### SELECTED TEXT
_ _ _

# My Lyft Direct account got HACKED!



## Organized_chaos (Aug 10, 2017)

I went to a gas station to get a soda and some gas and the clerk said in 4 cents short. gave him a dine and was thinking "that's odd" since I made about $80 so far.
Checked my account and it said I spent $100 at a gas station across town. Immediately I knew this was identity theft. locked my card/account and called it in. 
Has this ever happened to anyone before?
If so what did you do?
How long did it take to get your money back?


----------



## 25rides7daysaweek (Nov 20, 2017)

Organized_chaos said:


> I went to a gas station to get a soda and some gas and the clerk said in 4 cents short. gave him a dine and was thinking "that's odd" since I made about $80 so far.
> Checked my account and it said I spent $100 at a gas station across town. Immediately I knew this was identity theft. locked my card/account and called it in.
> Has this ever happened to anyone before?
> If so what did you do?
> How long did it take to get your money back?


If you did a pay at the pump gas stations sometimes do a pre authorization for x amount and
dont always charge the actual amount till the next day.
Was it a marathon??


----------



## PukersAreAlwaysYourFault (Mar 25, 2021)

Organized_chaos said:


> I went to a gas station to get a soda and some gas and the clerk said in 4 cents short. gave him a dine and was thinking "that's odd" since I made about $80 so far.
> Checked my account and it said I spent $100 at a gas station across town. Immediately I knew this was identity theft. locked my card/account and called it in.
> Has this ever happened to anyone before?
> If so what did you do?
> How long did it take to get your money back?


25rides is right. Many gas stations do a pre-authorization for $100 for their protection. Dependent on your bank or credit union and how fast processing goes, that could disappear as quick as within an hour or as long as the next day or two once your payment finalizes. Good that you are on the ball about looking out for identity theft, but in this case, you were most likely a little hasty.


----------



## Organized_chaos (Aug 10, 2017)

Didn't need gas yesterday. Plus I never been to that gas station.
And it did go through


----------



## FLKeys (Dec 27, 2018)

For this reason I never use anything other than a credit card anywhere. My card gets skimmed about 3 times a year. Notify the card company they close my card down and overnight me a new one. All the charges that are not mine get immediately removed.


----------



## dmoney155 (Jun 12, 2017)

FLKeys said:


> For this reason I never use anything other than a credit card anywhere. My card gets skimmed about 3 times a year. Notify the card company they close my card down and overnight me a new one. All the charges that are not mine get immediately removed.

_ _ _

### THE RECORDS
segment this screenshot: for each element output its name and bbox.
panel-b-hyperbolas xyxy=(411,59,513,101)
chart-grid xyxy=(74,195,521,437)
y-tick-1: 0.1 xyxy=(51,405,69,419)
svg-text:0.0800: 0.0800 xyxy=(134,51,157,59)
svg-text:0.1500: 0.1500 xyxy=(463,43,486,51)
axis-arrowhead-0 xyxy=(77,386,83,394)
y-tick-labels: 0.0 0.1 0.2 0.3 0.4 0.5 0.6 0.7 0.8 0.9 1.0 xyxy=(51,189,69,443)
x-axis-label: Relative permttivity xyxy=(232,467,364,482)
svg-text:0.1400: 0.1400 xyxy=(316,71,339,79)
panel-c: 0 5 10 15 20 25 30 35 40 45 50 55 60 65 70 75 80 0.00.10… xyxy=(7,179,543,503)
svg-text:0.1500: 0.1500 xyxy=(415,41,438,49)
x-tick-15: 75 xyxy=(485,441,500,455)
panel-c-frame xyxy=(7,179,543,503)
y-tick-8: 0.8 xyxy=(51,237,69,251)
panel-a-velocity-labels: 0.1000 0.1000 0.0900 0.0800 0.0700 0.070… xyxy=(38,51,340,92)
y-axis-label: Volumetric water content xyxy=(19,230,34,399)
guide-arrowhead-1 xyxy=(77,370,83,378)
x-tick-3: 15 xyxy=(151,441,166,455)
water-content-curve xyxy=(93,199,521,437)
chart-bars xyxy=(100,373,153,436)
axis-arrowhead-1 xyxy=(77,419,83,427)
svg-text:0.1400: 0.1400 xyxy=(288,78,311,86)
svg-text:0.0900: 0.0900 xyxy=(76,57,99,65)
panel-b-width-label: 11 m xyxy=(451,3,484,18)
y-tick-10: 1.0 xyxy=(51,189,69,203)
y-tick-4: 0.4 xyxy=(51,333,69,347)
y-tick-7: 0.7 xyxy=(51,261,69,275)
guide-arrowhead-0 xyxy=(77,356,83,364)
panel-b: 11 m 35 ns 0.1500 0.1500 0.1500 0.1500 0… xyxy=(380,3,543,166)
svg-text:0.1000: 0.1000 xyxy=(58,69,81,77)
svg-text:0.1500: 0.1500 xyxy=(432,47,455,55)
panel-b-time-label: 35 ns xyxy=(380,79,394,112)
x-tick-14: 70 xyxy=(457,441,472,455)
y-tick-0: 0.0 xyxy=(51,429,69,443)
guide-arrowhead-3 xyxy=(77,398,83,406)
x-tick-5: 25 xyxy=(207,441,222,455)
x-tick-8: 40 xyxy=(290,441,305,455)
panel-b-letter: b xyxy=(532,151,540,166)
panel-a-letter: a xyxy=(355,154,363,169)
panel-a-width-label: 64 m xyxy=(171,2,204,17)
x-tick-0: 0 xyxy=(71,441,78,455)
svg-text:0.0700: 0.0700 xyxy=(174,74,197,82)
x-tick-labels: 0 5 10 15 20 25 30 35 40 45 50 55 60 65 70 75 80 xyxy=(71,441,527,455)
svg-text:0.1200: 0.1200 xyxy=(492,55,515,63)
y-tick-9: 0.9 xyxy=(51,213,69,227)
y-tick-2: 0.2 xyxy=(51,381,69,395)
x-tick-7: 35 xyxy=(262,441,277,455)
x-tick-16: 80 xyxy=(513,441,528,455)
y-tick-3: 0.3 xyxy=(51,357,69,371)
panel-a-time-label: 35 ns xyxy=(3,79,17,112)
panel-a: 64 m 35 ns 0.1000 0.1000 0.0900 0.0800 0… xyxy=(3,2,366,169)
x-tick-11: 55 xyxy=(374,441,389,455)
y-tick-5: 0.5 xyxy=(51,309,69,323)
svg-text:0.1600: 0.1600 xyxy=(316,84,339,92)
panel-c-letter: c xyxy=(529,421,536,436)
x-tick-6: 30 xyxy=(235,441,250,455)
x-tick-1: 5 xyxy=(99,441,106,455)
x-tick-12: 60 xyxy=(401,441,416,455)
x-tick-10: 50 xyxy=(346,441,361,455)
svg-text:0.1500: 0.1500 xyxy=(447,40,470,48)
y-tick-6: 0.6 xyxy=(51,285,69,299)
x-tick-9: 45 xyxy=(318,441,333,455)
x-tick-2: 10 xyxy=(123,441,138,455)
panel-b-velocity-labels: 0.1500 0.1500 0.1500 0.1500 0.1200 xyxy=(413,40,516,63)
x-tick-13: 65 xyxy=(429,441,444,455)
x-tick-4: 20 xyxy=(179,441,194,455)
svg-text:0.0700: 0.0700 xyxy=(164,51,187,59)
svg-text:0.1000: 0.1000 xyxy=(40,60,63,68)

_ _ _

### CHALLENGES
A) Substitute "label-text" for "svg-text" in the rows, beginning at the first row and stopping after the line that has "chart-bars xyxy=(100,373,153,436)", and leave everything else unchanged.
B) Continue the forum thread about the hacked Lyft Direct account from the point where it stops.
The text and the rows have nothing to do with each other.

### SET OF ANSWERS
A)
segment this screenshot: for each element output its name and bbox.
panel-b-hyperbolas xyxy=(411,59,513,101)
chart-grid xyxy=(74,195,521,437)
y-tick-1: 0.1 xyxy=(51,405,69,419)
label-text:0.0800: 0.0800 xyxy=(134,51,157,59)
label-text:0.1500: 0.1500 xyxy=(463,43,486,51)
axis-arrowhead-0 xyxy=(77,386,83,394)
y-tick-labels: 0.0 0.1 0.2 0.3 0.4 0.5 0.6 0.7 0.8 0.9 1.0 xyxy=(51,189,69,443)
x-axis-label: Relative permttivity xyxy=(232,467,364,482)
label-text:0.1400: 0.1400 xyxy=(316,71,339,79)
panel-c: 0 5 10 15 20 25 30 35 40 45 50 55 60 65 70 75 80 0.00.10… xyxy=(7,179,543,503)
label-text:0.1500: 0.1500 xyxy=(415,41,438,49)
x-tick-15: 75 xyxy=(485,441,500,455)
panel-c-frame xyxy=(7,179,543,503)
y-tick-8: 0.8 xyxy=(51,237,69,251)
panel-a-velocity-labels: 0.1000 0.1000 0.0900 0.0800 0.0700 0.070… xyxy=(38,51,340,92)
y-axis-label: Volumetric water content xyxy=(19,230,34,399)
guide-arrowhead-1 xyxy=(77,370,83,378)
x-tick-3: 15 xyxy=(151,441,166,455)
water-content-curve xyxy=(93,199,521,437)
chart-bars xyxy=(100,373,153,436)

B)
I just dont use the card at the sketchy gas stations/stores period... cash only.


----------



## RideShare_Hustler (Jun 18, 2020)




----------



## joebo1963 (Dec 21, 2016)

I stopped paying at the pump. Problem solved.

scammers rip open the cover and put the device inside do you never see it or feel it. I was getting scammed 3 times a year. No more


----------



## I R ME (Mar 24, 2021)

25rides7daysaweek said:


> If you did a pay at the pump gas stations sometimes do a pre authorization for x amount and
> dont always charge the actual amount till the next day.
> Was it a marathon??


 That's why I always go inside. You can still use your card inside. If you over guessed the amount of gas purchase, you'll be refunded immediately on your card.
Paying at the pump just 1 time cost me 250.00 withdrawn from my account. That will never happen again!! GO INSIDE AND AVOID THE TROUBLE!!!


----------



## KevinJohnson (Mar 23, 2020)

Paying inside only helps a little. About 4 years ago Home Depot systems were hacked and millions of card numbers were stolen. I ended up getting 4 new cards in about 4 months time.


----------



## Amos69 (May 17, 2019)

YIKES!!


What is Gryft direct?


----------



## Lil'Lyftie (Feb 23, 2020)

Amos69 said:


> What is Gryft direct?


Is that where you (!) pay (!) Gryft or some usury financial institution money so they give you your hard earned money a couple days early?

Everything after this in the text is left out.